▶ **Data for processing**
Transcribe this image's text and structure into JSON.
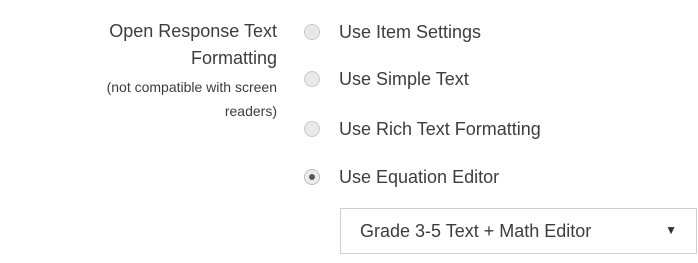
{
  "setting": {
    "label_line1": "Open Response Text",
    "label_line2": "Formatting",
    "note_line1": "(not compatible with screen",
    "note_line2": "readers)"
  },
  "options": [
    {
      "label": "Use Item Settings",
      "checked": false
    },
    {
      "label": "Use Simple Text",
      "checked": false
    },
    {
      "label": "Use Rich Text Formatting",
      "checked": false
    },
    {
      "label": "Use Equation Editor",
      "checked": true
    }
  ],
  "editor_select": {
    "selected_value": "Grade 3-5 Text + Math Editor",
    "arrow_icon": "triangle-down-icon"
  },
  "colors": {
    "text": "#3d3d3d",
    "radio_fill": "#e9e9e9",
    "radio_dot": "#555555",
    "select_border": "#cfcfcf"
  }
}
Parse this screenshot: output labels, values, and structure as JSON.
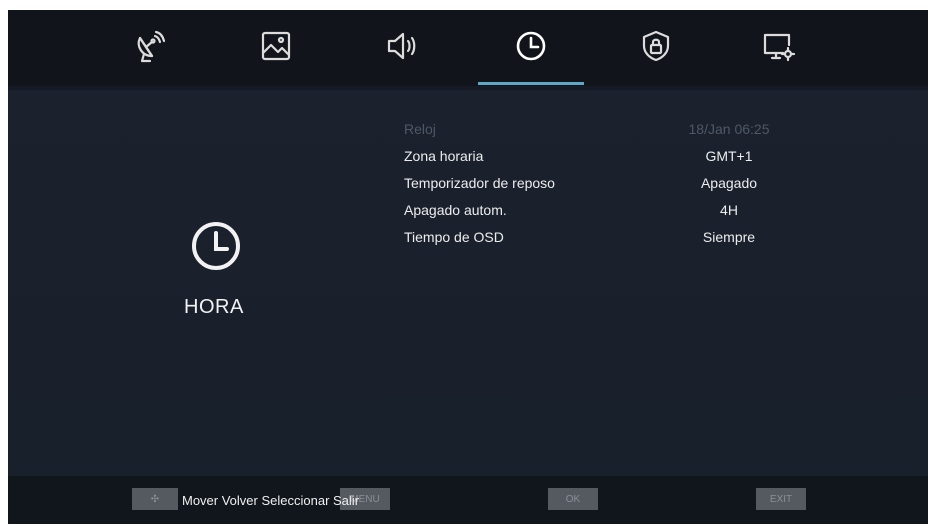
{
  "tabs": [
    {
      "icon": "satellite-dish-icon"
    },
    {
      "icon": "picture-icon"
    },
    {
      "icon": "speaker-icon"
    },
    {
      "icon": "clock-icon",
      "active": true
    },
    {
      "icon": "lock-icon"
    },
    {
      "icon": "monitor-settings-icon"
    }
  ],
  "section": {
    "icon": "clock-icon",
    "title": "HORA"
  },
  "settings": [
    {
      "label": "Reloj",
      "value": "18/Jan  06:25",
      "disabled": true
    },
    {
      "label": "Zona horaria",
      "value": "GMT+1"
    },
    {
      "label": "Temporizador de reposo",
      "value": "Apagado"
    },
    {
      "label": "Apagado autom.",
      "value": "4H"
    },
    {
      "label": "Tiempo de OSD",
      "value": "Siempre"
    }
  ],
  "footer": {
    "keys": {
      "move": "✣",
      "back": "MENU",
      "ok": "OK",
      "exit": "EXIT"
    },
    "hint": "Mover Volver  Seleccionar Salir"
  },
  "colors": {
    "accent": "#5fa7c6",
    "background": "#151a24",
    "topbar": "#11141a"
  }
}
--
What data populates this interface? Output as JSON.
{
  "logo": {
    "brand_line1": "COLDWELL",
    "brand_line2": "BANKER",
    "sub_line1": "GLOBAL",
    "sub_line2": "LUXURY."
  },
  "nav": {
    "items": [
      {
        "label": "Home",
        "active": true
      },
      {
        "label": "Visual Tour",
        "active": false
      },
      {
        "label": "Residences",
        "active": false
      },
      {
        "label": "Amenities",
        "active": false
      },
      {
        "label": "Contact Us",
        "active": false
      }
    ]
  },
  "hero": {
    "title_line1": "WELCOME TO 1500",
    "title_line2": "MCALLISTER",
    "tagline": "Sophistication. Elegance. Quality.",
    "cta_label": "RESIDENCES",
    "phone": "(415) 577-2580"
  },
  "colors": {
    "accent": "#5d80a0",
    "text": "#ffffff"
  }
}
...
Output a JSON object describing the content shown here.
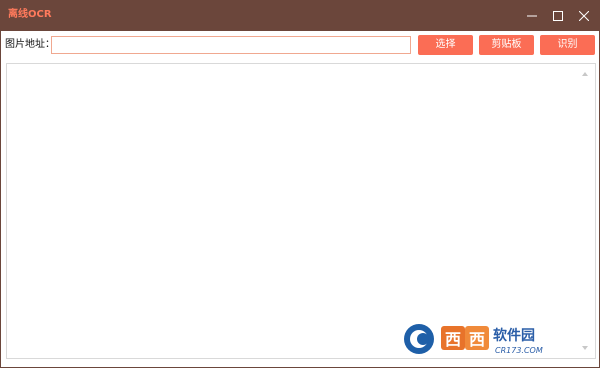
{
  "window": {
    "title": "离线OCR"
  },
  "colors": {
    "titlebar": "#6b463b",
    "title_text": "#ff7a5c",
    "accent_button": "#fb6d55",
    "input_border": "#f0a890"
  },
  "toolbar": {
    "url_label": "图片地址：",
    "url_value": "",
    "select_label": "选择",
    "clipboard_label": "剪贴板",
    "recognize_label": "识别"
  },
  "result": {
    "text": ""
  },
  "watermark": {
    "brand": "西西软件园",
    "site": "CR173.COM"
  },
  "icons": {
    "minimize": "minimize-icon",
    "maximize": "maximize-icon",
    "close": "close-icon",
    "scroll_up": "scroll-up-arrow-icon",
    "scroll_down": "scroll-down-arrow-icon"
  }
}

▶ **What is expected**
Pick each line holding the word "Formatting" out of the data and copy it.

▶ **The result**
    "label_line2": "Formatting",
      "label": "Use Rich Text Formatting",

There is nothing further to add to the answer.